> [Source passage]

This team is leading all of baseball right now with a comical 6.05 walks issued per nine innings, almost a full walk clear of the next-worst Cardinals at 5.10. The Cubs have MLB's worst ERA at 6.70 (the White Sox are just behind them at 6.35), the worst WHIP at 1.90, the worst batting average against of .297 and even when they do manage to actually throw a ball over the plate, it's tending to get hammered, as they are surrendering a hard-contact rate of 46.9 percent that is -- you guessed it -- the highest such number going.
Manager Joe Maddon assessed the options in lieu of Lester during an interview on 670 The Score on Tuesday.
"We have to figure out how we're going to work it from there," Maddon said. "(Mike Montgomery) is on the DL right now, so you have to wait on him. I think Tyler Chatwood has been throwing the ball well. And again, I don't even know if the guys upstairs have other thoughts regarding this."
If "throwing the ball well" means a 7.20 ERA, 7.20 walks per nine innings, a 6.01 FIP, the same 1.80 WHIP as last season and a hard-contact rate of 46.7 percent, then yes. Yes, he is. Very well. Quite swimmingly, even.

> [What you should do] Reproduce the Cubs pitching passage in full, word for word. The lines that come next are independent material with no connection to the Cubs pitching passage.

> [Provided data]
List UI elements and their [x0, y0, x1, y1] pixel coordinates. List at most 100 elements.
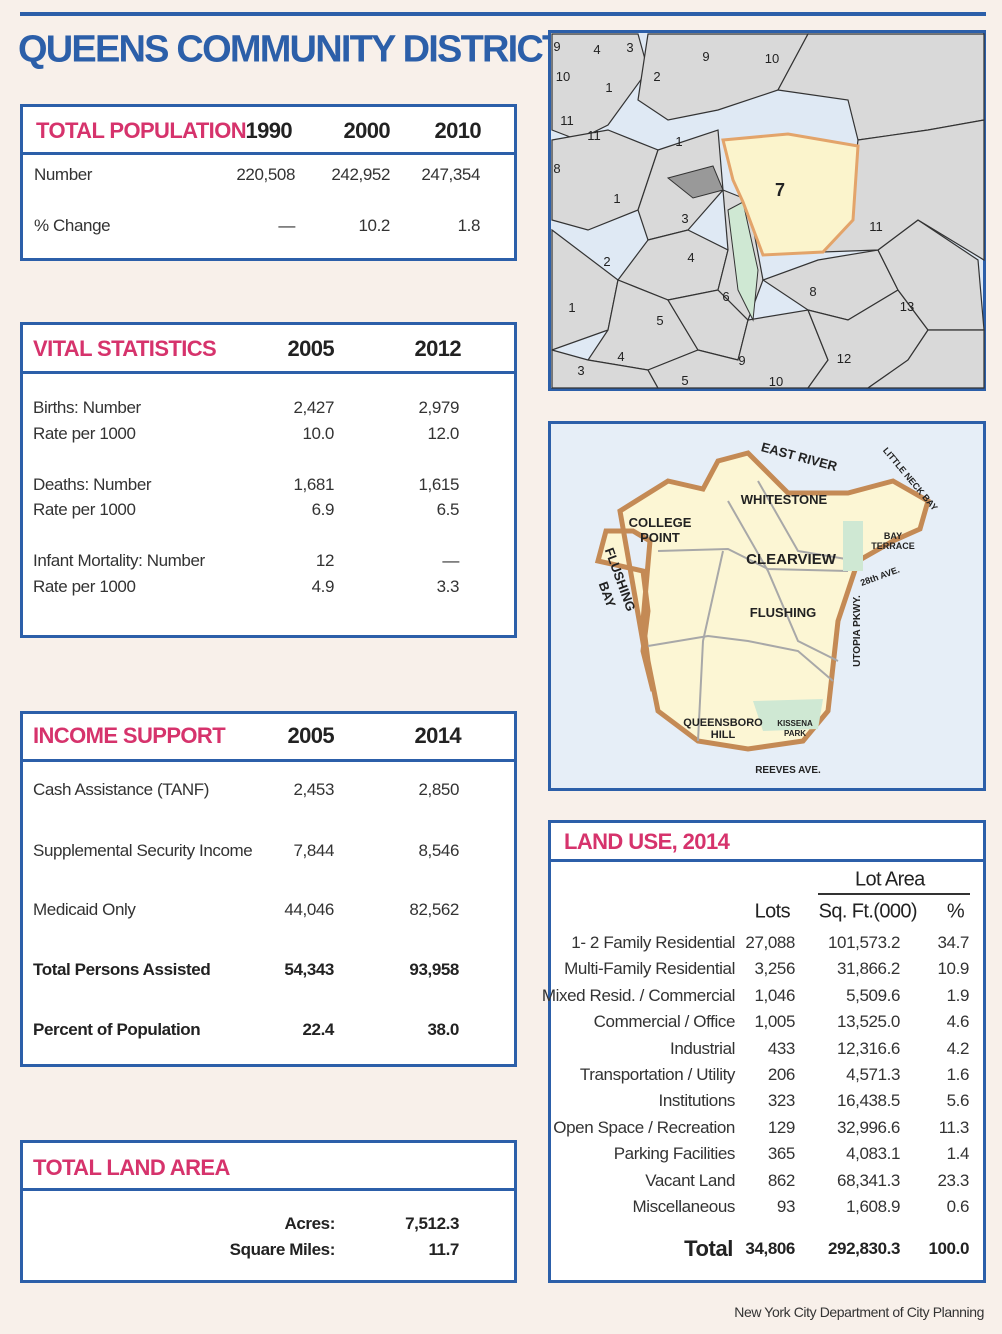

> [The reply]
This team is leading all of baseball right now with a comical 6.05 walks issued per nine innings, almost a full walk clear of the next-worst Cardinals at 5.10. The Cubs have MLB's worst ERA at 6.70 (the White Sox are just behind them at 6.35), the worst WHIP at 1.90, the worst batting average against of .297 and even when they do manage to actually throw a ball over the plate, it's tending to get hammered, as they are surrendering a hard-contact rate of 46.9 percent that is -- you guessed it -- the highest such number going.
Manager Joe Maddon assessed the options in lieu of Lester during an interview on 670 The Score on Tuesday.
"We have to figure out how we're going to work it from there," Maddon said. "(Mike Montgomery) is on the DL right now, so you have to wait on him. I think Tyler Chatwood has been throwing the ball well. And again, I don't even know if the guys upstairs have other thoughts regarding this."
If "throwing the ball well" means a 7.20 ERA, 7.20 walks per nine innings, a 6.01 FIP, the same 1.80 WHIP as last season and a hard-contact rate of 46.7 percent, then yes. Yes, he is. Very well. Quite swimmingly, even.